* [Instruction]: Take the data below and repeat it exactly.

--- Dataset records ---

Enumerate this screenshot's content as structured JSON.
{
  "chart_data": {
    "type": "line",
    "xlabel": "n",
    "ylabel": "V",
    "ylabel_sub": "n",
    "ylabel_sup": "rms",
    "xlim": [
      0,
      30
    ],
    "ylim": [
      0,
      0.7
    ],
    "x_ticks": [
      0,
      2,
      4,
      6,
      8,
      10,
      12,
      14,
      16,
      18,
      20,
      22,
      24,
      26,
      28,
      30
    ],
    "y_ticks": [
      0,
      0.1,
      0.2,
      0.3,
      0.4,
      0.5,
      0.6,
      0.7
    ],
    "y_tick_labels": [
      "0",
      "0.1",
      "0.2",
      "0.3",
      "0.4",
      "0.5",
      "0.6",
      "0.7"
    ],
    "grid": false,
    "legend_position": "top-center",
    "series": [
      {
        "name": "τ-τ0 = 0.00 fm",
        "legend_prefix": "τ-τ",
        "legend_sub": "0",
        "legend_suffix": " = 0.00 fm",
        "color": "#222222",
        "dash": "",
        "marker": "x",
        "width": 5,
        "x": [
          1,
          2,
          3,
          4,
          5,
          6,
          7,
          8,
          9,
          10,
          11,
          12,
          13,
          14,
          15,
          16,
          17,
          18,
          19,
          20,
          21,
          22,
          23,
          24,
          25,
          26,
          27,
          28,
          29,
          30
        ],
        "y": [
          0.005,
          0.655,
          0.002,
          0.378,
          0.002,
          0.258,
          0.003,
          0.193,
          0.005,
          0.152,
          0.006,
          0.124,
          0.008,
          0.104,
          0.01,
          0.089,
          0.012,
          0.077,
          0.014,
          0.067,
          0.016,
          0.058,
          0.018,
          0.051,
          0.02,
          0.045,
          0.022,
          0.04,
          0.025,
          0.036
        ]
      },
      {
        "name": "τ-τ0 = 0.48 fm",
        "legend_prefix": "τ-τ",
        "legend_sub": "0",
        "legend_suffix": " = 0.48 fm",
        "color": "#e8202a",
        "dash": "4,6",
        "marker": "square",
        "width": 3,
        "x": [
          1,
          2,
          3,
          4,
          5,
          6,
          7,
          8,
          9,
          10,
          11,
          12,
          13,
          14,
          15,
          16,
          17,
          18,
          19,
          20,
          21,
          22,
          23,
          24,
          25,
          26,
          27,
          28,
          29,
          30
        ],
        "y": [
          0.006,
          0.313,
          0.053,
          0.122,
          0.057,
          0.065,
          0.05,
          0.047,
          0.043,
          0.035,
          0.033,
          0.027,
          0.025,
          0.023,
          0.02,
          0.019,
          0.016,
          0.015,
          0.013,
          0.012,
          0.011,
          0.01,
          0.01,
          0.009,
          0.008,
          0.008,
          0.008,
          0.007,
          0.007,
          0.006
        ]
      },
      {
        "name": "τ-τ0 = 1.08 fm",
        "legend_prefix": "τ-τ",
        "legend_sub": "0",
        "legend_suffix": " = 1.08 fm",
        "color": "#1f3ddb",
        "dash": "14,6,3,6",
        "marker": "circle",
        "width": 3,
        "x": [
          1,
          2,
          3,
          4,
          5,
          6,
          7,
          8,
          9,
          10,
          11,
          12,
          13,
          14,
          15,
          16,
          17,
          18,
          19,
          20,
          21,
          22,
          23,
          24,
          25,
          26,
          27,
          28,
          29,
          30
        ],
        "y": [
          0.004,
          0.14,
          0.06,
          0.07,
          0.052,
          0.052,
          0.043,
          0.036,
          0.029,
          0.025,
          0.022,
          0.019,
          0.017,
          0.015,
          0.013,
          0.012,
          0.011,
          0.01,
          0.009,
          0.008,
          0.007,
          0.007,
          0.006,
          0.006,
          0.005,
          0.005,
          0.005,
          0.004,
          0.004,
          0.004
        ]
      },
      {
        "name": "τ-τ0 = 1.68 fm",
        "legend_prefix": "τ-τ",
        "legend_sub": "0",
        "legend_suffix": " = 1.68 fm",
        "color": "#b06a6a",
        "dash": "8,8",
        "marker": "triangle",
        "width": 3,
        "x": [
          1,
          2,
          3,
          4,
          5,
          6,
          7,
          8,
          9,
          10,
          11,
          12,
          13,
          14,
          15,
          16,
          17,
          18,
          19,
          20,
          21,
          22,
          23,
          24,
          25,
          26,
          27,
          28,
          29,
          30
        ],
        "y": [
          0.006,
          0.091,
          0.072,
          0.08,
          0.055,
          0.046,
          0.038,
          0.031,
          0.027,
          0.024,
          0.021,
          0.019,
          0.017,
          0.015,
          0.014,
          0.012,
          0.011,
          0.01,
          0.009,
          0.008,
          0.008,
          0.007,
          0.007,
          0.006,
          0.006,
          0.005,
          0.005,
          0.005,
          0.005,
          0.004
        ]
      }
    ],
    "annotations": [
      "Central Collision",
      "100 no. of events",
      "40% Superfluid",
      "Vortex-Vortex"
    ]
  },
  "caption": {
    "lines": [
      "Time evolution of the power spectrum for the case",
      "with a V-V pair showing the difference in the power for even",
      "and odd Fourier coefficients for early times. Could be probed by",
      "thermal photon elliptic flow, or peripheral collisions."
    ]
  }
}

---

* [Response to the task]:
Enumerate this screenshot's content as structured JSON.
{
  "chart_data": {
    "type": "line",
    "xlabel": "n",
    "ylabel": "V",
    "ylabel_sub": "n",
    "ylabel_sup": "rms",
    "xlim": [
      0,
      30
    ],
    "ylim": [
      0,
      0.7
    ],
    "x_ticks": [
      0,
      2,
      4,
      6,
      8,
      10,
      12,
      14,
      16,
      18,
      20,
      22,
      24,
      26,
      28,
      30
    ],
    "y_ticks": [
      0,
      0.1,
      0.2,
      0.3,
      0.4,
      0.5,
      0.6,
      0.7
    ],
    "y_tick_labels": [
      "0",
      "0.1",
      "0.2",
      "0.3",
      "0.4",
      "0.5",
      "0.6",
      "0.7"
    ],
    "grid": false,
    "legend_position": "top-center",
    "series": [
      {
        "name": "τ-τ0 = 0.00 fm",
        "legend_prefix": "τ-τ",
        "legend_sub": "0",
        "legend_suffix": " = 0.00 fm",
        "color": "#222222",
        "dash": "",
        "marker": "x",
        "width": 5,
        "x": [
          1,
          2,
          3,
          4,
          5,
          6,
          7,
          8,
          9,
          10,
          11,
          12,
          13,
          14,
          15,
          16,
          17,
          18,
          19,
          20,
          21,
          22,
          23,
          24,
          25,
          26,
          27,
          28,
          29,
          30
        ],
        "y": [
          0.005,
          0.655,
          0.002,
          0.378,
          0.002,
          0.258,
          0.003,
          0.193,
          0.005,
          0.152,
          0.006,
          0.124,
          0.008,
          0.104,
          0.01,
          0.089,
          0.012,
          0.077,
          0.014,
          0.067,
          0.016,
          0.058,
          0.018,
          0.051,
          0.02,
          0.045,
          0.022,
          0.04,
          0.025,
          0.036
        ]
      },
      {
        "name": "τ-τ0 = 0.48 fm",
        "legend_prefix": "τ-τ",
        "legend_sub": "0",
        "legend_suffix": " = 0.48 fm",
        "color": "#e8202a",
        "dash": "4,6",
        "marker": "square",
        "width": 3,
        "x": [
          1,
          2,
          3,
          4,
          5,
          6,
          7,
          8,
          9,
          10,
          11,
          12,
          13,
          14,
          15,
          16,
          17,
          18,
          19,
          20,
          21,
          22,
          23,
          24,
          25,
          26,
          27,
          28,
          29,
          30
        ],
        "y": [
          0.006,
          0.313,
          0.053,
          0.122,
          0.057,
          0.065,
          0.05,
          0.047,
          0.043,
          0.035,
          0.033,
          0.027,
          0.025,
          0.023,
          0.02,
          0.019,
          0.016,
          0.015,
          0.013,
          0.012,
          0.011,
          0.01,
          0.01,
          0.009,
          0.008,
          0.008,
          0.008,
          0.007,
          0.007,
          0.006
        ]
      },
      {
        "name": "τ-τ0 = 1.08 fm",
        "legend_prefix": "τ-τ",
        "legend_sub": "0",
        "legend_suffix": " = 1.08 fm",
        "color": "#1f3ddb",
        "dash": "14,6,3,6",
        "marker": "circle",
        "width": 3,
        "x": [
          1,
          2,
          3,
          4,
          5,
          6,
          7,
          8,
          9,
          10,
          11,
          12,
          13,
          14,
          15,
          16,
          17,
          18,
          19,
          20,
          21,
          22,
          23,
          24,
          25,
          26,
          27,
          28,
          29,
          30
        ],
        "y": [
          0.004,
          0.14,
          0.06,
          0.07,
          0.052,
          0.052,
          0.043,
          0.036,
          0.029,
          0.025,
          0.022,
          0.019,
          0.017,
          0.015,
          0.013,
          0.012,
          0.011,
          0.01,
          0.009,
          0.008,
          0.007,
          0.007,
          0.006,
          0.006,
          0.005,
          0.005,
          0.005,
          0.004,
          0.004,
          0.004
        ]
      },
      {
        "name": "τ-τ0 = 1.68 fm",
        "legend_prefix": "τ-τ",
        "legend_sub": "0",
        "legend_suffix": " = 1.68 fm",
        "color": "#b06a6a",
        "dash": "8,8",
        "marker": "triangle",
        "width": 3,
        "x": [
          1,
          2,
          3,
          4,
          5,
          6,
          7,
          8,
          9,
          10,
          11,
          12,
          13,
          14,
          15,
          16,
          17,
          18,
          19,
          20,
          21,
          22,
          23,
          24,
          25,
          26,
          27,
          28,
          29,
          30
        ],
        "y": [
          0.006,
          0.091,
          0.072,
          0.08,
          0.055,
          0.046,
          0.038,
          0.031,
          0.027,
          0.024,
          0.021,
          0.019,
          0.017,
          0.015,
          0.014,
          0.012,
          0.011,
          0.01,
          0.009,
          0.008,
          0.008,
          0.007,
          0.007,
          0.006,
          0.006,
          0.005,
          0.005,
          0.005,
          0.005,
          0.004
        ]
      }
    ],
    "annotations": [
      "Central Collision",
      "100 no. of events",
      "40% Superfluid",
      "Vortex-Vortex"
    ]
  },
  "caption": {
    "lines": [
      "Time evolution of the power spectrum for the case",
      "with a V-V pair showing the difference in the power for even",
      "and odd Fourier coefficients for early times. Could be probed by",
      "thermal photon elliptic flow, or peripheral collisions."
    ]
  }
}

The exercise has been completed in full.